## Requirements
Locate and copy each line in the data that contains the word "title".

○ ○ ○

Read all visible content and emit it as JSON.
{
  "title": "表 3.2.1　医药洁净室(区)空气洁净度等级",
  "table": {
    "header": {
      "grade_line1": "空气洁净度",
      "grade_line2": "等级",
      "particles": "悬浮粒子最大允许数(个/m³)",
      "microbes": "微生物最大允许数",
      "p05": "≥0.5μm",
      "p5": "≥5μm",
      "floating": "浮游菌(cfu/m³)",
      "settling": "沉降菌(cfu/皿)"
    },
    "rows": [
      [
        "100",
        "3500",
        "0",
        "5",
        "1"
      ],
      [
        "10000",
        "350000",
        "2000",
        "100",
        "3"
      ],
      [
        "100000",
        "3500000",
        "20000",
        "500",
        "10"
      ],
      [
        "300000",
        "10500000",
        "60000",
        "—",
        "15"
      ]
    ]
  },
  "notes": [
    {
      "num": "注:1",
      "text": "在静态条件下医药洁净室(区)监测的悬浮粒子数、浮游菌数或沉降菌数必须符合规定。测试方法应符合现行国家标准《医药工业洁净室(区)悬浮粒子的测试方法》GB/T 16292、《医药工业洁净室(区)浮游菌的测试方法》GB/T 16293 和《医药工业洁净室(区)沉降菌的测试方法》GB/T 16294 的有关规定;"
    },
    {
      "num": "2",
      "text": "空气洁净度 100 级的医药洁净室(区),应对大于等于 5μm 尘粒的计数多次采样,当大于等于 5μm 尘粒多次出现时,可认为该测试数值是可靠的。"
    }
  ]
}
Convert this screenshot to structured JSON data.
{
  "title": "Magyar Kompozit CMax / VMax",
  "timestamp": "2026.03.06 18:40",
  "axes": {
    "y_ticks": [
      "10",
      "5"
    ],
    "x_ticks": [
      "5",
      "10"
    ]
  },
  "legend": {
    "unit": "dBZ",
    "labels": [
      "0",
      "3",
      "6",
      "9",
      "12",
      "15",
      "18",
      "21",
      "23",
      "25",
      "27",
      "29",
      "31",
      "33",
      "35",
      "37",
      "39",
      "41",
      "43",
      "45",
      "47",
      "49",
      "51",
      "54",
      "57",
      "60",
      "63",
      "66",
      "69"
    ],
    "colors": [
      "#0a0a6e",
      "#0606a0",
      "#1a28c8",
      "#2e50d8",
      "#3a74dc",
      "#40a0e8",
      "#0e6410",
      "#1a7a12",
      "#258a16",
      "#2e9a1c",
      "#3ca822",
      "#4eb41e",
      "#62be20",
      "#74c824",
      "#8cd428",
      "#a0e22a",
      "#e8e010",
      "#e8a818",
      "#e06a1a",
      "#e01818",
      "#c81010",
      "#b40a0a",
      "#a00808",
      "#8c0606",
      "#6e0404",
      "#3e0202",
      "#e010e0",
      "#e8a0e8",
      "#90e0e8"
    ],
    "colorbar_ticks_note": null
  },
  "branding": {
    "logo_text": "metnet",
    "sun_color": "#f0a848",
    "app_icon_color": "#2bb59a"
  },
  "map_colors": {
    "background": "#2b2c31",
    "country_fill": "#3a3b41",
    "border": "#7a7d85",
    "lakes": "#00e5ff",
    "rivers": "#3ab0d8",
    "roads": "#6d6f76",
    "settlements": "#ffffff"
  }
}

○ ○ ○

## Answer to this task
  "title": "表 3.2.1　医药洁净室(区)空气洁净度等级",
  "title": "Magyar Kompozit CMax / VMax",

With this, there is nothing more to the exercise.